==== Extrait de page ====

En 5 jours le 19 novembre le cours de l'euro par rapport à la livre turque avait progressé de 10,74 %. Depuis le 1er janvier la hausse correspondante aura été de 39,36 %. En 5 ans de 254,28 %.

Le salaire minimum national turc fixé au 1er janvier évolue lui-même de manière beaucoup plus lente. En monnaie nationale il était en 2016 de 1 647 livres turques soit l'équivalent de 518 euros ; en 2021 l'ouvrier spécialisé turc recevait certes 3 577 livres chaque mois, mais cette somme ne correspondait plus qu'à 393 euros. Lequel euro lui-même a perdu entre-temps quelque 2 % par an.

Certes les spéculateurs internationaux sont sans doute tentés d'y voir un encouragement à la délocalisation de certaines productions, sous-traitances légales et contrefaçons, vers ce pays, petite Chine proche-orientale. Rappelons que malgré un vote négatif du parlement de Strasbourg, l'intelligent M. Juppé, le meilleur d'entre nous Chirac dixit, l'a imposé en 1993 dans l'Union douanière, ceci sans qu'il soit admis dans l'Europe communautaire aux normes si contraignantes. Cela lui confère un statut qu'il partage avec les principautés d'Andorre et de Monaco et la république de Saint-Marin, moindres concurrents industriels. Cherchez l'intrus. Les curieux se souviendront que l'Angleterre avait aimablement proposé, en 2017, de rejoindre cette petite cohorte mais que le [très méchant] négociateur continental Barnier ne l'a pas permis.(1)⇓

Tout ceci stimule grandement surtout les tensions nationalistes et l'agitation frénétique d'Erdogan lequel persiste, particulièrement depuis 2016, dans son alliance politique avec le parti des Loups Gris et une gestion financière catastrophique.

Sans doute est-il nécessaire de souligner que cette double fuite en avant cherche et trouve des arguments islamiques : Ankara entend devenir une puissance globale en se plaçant à la tête de l'islam mondial sunnite et, en adepte littéral du Coran et des hadiths, s'emploie à entraver le prêt à intérêt.

Erdogan passe encore auprès de certains bureaucrates de l'OTAN, demeurés dans les anciens schémas hériéts de la guerre froide, à l'époque où son pays était gouverné par les kémalistes, pour un allié, un partenaire indispensable, de l'Occident.

Il se retrouve en phase avec un autre gouvernement islamiste sur l'alliance duquel le Département d'État à Washington a longtemps misé, celui du Pakistan.

Cette illusion se dissipe, mais aujourd'hui une autre se dessine, chez nos géostratèges, celle de voir le Nigeria devenir principal interlocuteur en Afrique subsaharienne. Votre chroniqueur n'hésitera pas sur ce sujet à se citer lui-même. Publiant régulièrement dans Présent, une rubrique factuelle présentée comme la moderne version, à l'heure d'internet, du Tour du monde de Philéas Fogg, voici ce qu'il remarquait à ce sujet en date du 16 novembre :

Le 11 novembre, à Paris, un certain nombre de présidents africains s’étaient retrouvés autour de Macron Ier, et de son épouse Brigitte, pour le Forum de la paix. Quatrième édition de cette invention de notre chef d’État bien-aimé, cette aimable réunion, à laquelle s’était jointe la vice-présidente américaine Kamala Harris, se propose de mieux intégrer notamment le continent noir dans le processus de mondialisation. L’initiative prétend ne réunir exclusivement que ce qu’elle considère comme des démocraties.

====

> **Consigne**: Remplacez "Ankara" par "la Turquie" dans le passage de l'article sur la Turquie qui va de "Tout ceci stimule" jusqu'à "indispensable, de l'Occident.", puis recopiez ce passage ainsi modifié.

==== Extrait des données ====

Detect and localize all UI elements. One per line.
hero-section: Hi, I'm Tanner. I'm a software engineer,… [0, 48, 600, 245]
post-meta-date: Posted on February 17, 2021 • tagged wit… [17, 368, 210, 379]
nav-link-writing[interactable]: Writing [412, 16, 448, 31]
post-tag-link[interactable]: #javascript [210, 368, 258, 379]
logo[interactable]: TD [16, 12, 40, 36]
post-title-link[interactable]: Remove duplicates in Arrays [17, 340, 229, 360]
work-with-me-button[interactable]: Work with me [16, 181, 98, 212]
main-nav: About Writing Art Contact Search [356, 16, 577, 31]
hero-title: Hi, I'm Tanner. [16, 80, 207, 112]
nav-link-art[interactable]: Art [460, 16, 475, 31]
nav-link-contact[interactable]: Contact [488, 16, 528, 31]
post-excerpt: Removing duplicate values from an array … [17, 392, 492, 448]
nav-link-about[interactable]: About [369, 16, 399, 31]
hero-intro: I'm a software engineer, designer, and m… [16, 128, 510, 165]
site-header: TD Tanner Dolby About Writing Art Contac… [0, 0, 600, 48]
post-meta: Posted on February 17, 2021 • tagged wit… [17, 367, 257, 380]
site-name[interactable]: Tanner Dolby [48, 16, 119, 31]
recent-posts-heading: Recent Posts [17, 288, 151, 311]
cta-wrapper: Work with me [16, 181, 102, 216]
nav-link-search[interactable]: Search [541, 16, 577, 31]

====

> **Résultat attendu**:
Tout ceci stimule grandement surtout les tensions nationalistes et l'agitation frénétique d'Erdogan lequel persiste, particulièrement depuis 2016, dans son alliance politique avec le parti des Loups Gris et une gestion financière catastrophique.

Sans doute est-il nécessaire de souligner que cette double fuite en avant cherche et trouve des arguments islamiques : la Turquie entend devenir une puissance globale en se plaçant à la tête de l'islam mondial sunnite et, en adepte littéral du Coran et des hadiths, s'emploie à entraver le prêt à intérêt.

Erdogan passe encore auprès de certains bureaucrates de l'OTAN, demeurés dans les anciens schémas hériéts de la guerre froide, à l'époque où son pays était gouverné par les kémalistes, pour un allié, un partenaire indispensable, de l'Occident.